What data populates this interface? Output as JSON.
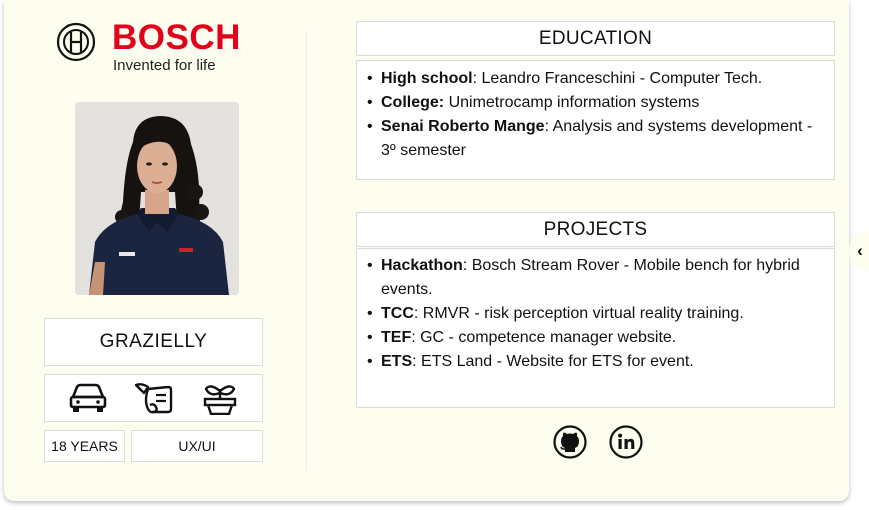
{
  "brand": {
    "name": "BOSCH",
    "tagline": "Invented for life",
    "color": "#e2001a"
  },
  "profile": {
    "name": "GRAZIELLY",
    "age": "18 YEARS",
    "role": "UX/UI",
    "hobby_icons": [
      "car-icon",
      "scroll-quill-icon",
      "potted-plant-icon"
    ]
  },
  "education": {
    "title": "EDUCATION",
    "items": [
      {
        "label": "High school",
        "text": ": Leandro Franceschini - Computer Tech."
      },
      {
        "label": "College:",
        "text": " Unimetrocamp information systems"
      },
      {
        "label": "Senai Roberto Mange",
        "text": ": Analysis and systems development - 3º semester"
      }
    ]
  },
  "projects": {
    "title": "PROJECTS",
    "items": [
      {
        "label": "Hackathon",
        "text": ": Bosch Stream Rover - Mobile bench for hybrid events."
      },
      {
        "label": "TCC",
        "text": ": RMVR - risk perception virtual reality training."
      },
      {
        "label": "TEF",
        "text": ":  GC - competence manager website."
      },
      {
        "label": "ETS",
        "text": ": ETS Land - Website for ETS for event."
      }
    ]
  },
  "social": [
    "github-icon",
    "linkedin-icon"
  ],
  "collapse_glyph": "‹"
}
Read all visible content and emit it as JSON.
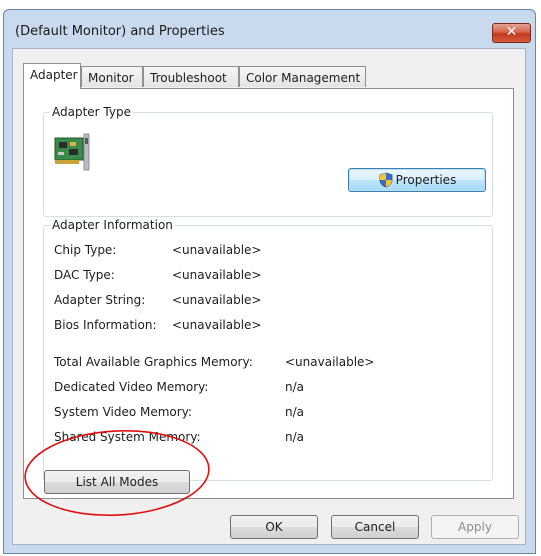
{
  "window": {
    "title": "(Default Monitor) and  Properties",
    "close_glyph": "✕"
  },
  "tabs": [
    {
      "label": "Adapter",
      "active": true
    },
    {
      "label": "Monitor",
      "active": false
    },
    {
      "label": "Troubleshoot",
      "active": false
    },
    {
      "label": "Color Management",
      "active": false
    }
  ],
  "adapter_type": {
    "group_label": "Adapter Type",
    "icon": "graphics-card-icon",
    "properties_button": "Properties",
    "properties_icon": "uac-shield-icon"
  },
  "adapter_info": {
    "group_label": "Adapter Information",
    "rows": [
      {
        "label": "Chip Type:",
        "value": "<unavailable>"
      },
      {
        "label": "DAC Type:",
        "value": "<unavailable>"
      },
      {
        "label": "Adapter String:",
        "value": "<unavailable>"
      },
      {
        "label": "Bios Information:",
        "value": "<unavailable>"
      }
    ],
    "memory_rows": [
      {
        "label": "Total Available Graphics Memory:",
        "value": "<unavailable>"
      },
      {
        "label": "Dedicated Video Memory:",
        "value": "n/a"
      },
      {
        "label": "System Video Memory:",
        "value": "n/a"
      },
      {
        "label": "Shared System Memory:",
        "value": "n/a"
      }
    ]
  },
  "list_all_modes_button": "List All Modes",
  "footer": {
    "ok": "OK",
    "cancel": "Cancel",
    "apply": "Apply"
  },
  "colors": {
    "annotation_circle": "#e01010",
    "frame": "#c9daee",
    "close_button": "#c7472d"
  }
}
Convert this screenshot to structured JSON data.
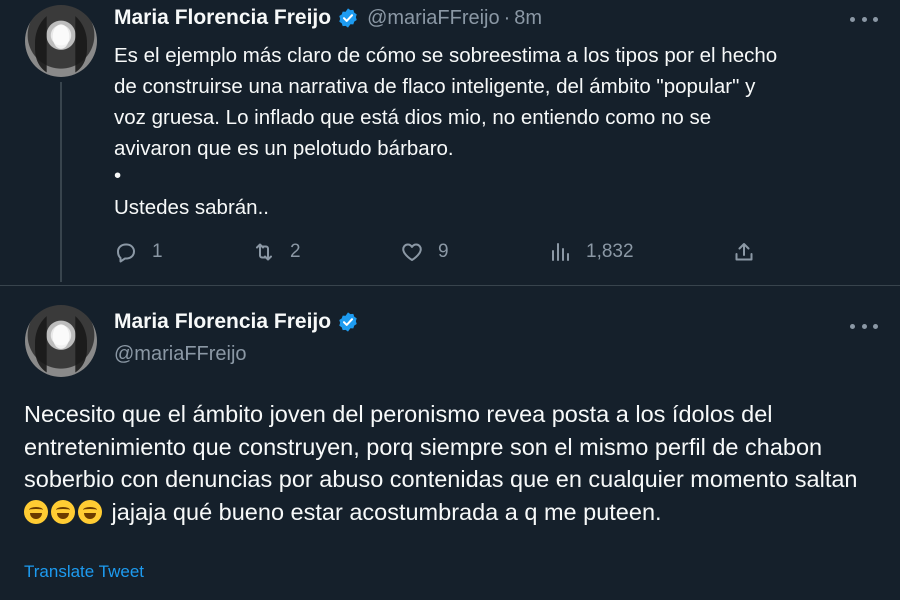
{
  "tweet1": {
    "author_name": "Maria Florencia Freijo",
    "handle": "@mariaFFreijo",
    "separator": "·",
    "time": "8m",
    "text_line1": "Es el ejemplo más claro de cómo se sobreestima a los tipos por el hecho",
    "text_line2": "de construirse una narrativa de flaco inteligente, del ámbito \"popular\" y",
    "text_line3": "voz gruesa. Lo inflado que está dios mio, no entiendo como no se",
    "text_line4": "avivaron que es un pelotudo bárbaro.",
    "bullet": "•",
    "closing": "Ustedes sabrán..",
    "replies": "1",
    "retweets": "2",
    "likes": "9",
    "views": "1,832"
  },
  "tweet2": {
    "author_name": "Maria Florencia Freijo",
    "handle": "@mariaFFreijo",
    "text_before_emoji": "Necesito que el ámbito joven del peronismo revea posta a los ídolos del entretenimiento que construyen, porq siempre son el mismo perfil de chabon soberbio con denuncias por abuso contenidas que en cualquier momento saltan ",
    "emoji_count": 3,
    "text_after_emoji": " jajaja qué bueno estar acostumbrada a q me puteen.",
    "translate_label": "Translate Tweet"
  },
  "icons": {
    "verified": "verified-badge-icon",
    "more": "more-options-icon",
    "reply": "reply-icon",
    "retweet": "retweet-icon",
    "like": "heart-icon",
    "views": "views-icon",
    "share": "share-icon"
  },
  "colors": {
    "background": "#15202b",
    "text": "#f7f9f9",
    "secondary": "#8b98a5",
    "accent": "#1d9bf0"
  }
}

- [What you should do]:
Your task is an exact transcription of all the data, minus the pictures.

- [Answer for the task]:
What data populates this interface? Output as JSON.
{
  "brand": {
    "name": "BOSCH",
    "tagline": "Invented for life",
    "color": "#e2001a"
  },
  "profile": {
    "name": "GRAZIELLY",
    "age": "18 YEARS",
    "role": "UX/UI",
    "hobby_icons": [
      "car-icon",
      "scroll-quill-icon",
      "potted-plant-icon"
    ]
  },
  "education": {
    "title": "EDUCATION",
    "items": [
      {
        "label": "High school",
        "text": ": Leandro Franceschini - Computer Tech."
      },
      {
        "label": "College:",
        "text": " Unimetrocamp information systems"
      },
      {
        "label": "Senai Roberto Mange",
        "text": ": Analysis and systems development - 3º semester"
      }
    ]
  },
  "projects": {
    "title": "PROJECTS",
    "items": [
      {
        "label": "Hackathon",
        "text": ": Bosch Stream Rover - Mobile bench for hybrid events."
      },
      {
        "label": "TCC",
        "text": ": RMVR - risk perception virtual reality training."
      },
      {
        "label": "TEF",
        "text": ":  GC - competence manager website."
      },
      {
        "label": "ETS",
        "text": ": ETS Land - Website for ETS for event."
      }
    ]
  },
  "social": [
    "github-icon",
    "linkedin-icon"
  ],
  "collapse_glyph": "‹"
}
Read all visible content and emit it as JSON.
{
  "window": {
    "title": "(Default Monitor) and  Properties",
    "close_glyph": "✕"
  },
  "tabs": [
    {
      "label": "Adapter",
      "active": true
    },
    {
      "label": "Monitor",
      "active": false
    },
    {
      "label": "Troubleshoot",
      "active": false
    },
    {
      "label": "Color Management",
      "active": false
    }
  ],
  "adapter_type": {
    "group_label": "Adapter Type",
    "icon": "graphics-card-icon",
    "properties_button": "Properties",
    "properties_icon": "uac-shield-icon"
  },
  "adapter_info": {
    "group_label": "Adapter Information",
    "rows": [
      {
        "label": "Chip Type:",
        "value": "<unavailable>"
      },
      {
        "label": "DAC Type:",
        "value": "<unavailable>"
      },
      {
        "label": "Adapter String:",
        "value": "<unavailable>"
      },
      {
        "label": "Bios Information:",
        "value": "<unavailable>"
      }
    ],
    "memory_rows": [
      {
        "label": "Total Available Graphics Memory:",
        "value": "<unavailable>"
      },
      {
        "label": "Dedicated Video Memory:",
        "value": "n/a"
      },
      {
        "label": "System Video Memory:",
        "value": "n/a"
      },
      {
        "label": "Shared System Memory:",
        "value": "n/a"
      }
    ]
  },
  "list_all_modes_button": "List All Modes",
  "footer": {
    "ok": "OK",
    "cancel": "Cancel",
    "apply": "Apply"
  },
  "colors": {
    "annotation_circle": "#e01010",
    "frame": "#c9daee",
    "close_button": "#c7472d"
  }
}
Convert this screenshot to structured JSON data.
{
  "tweet1": {
    "author_name": "Maria Florencia Freijo",
    "handle": "@mariaFFreijo",
    "separator": "·",
    "time": "8m",
    "text_line1": "Es el ejemplo más claro de cómo se sobreestima a los tipos por el hecho",
    "text_line2": "de construirse una narrativa de flaco inteligente, del ámbito \"popular\" y",
    "text_line3": "voz gruesa. Lo inflado que está dios mio, no entiendo como no se",
    "text_line4": "avivaron que es un pelotudo bárbaro.",
    "bullet": "•",
    "closing": "Ustedes sabrán..",
    "replies": "1",
    "retweets": "2",
    "likes": "9",
    "views": "1,832"
  },
  "tweet2": {
    "author_name": "Maria Florencia Freijo",
    "handle": "@mariaFFreijo",
    "text_before_emoji": "Necesito que el ámbito joven del peronismo revea posta a los ídolos del entretenimiento que construyen, porq siempre son el mismo perfil de chabon soberbio con denuncias por abuso contenidas que en cualquier momento saltan ",
    "emoji_count": 3,
    "text_after_emoji": " jajaja qué bueno estar acostumbrada a q me puteen.",
    "translate_label": "Translate Tweet"
  },
  "icons": {
    "verified": "verified-badge-icon",
    "more": "more-options-icon",
    "reply": "reply-icon",
    "retweet": "retweet-icon",
    "like": "heart-icon",
    "views": "views-icon",
    "share": "share-icon"
  },
  "colors": {
    "background": "#15202b",
    "text": "#f7f9f9",
    "secondary": "#8b98a5",
    "accent": "#1d9bf0"
  }
}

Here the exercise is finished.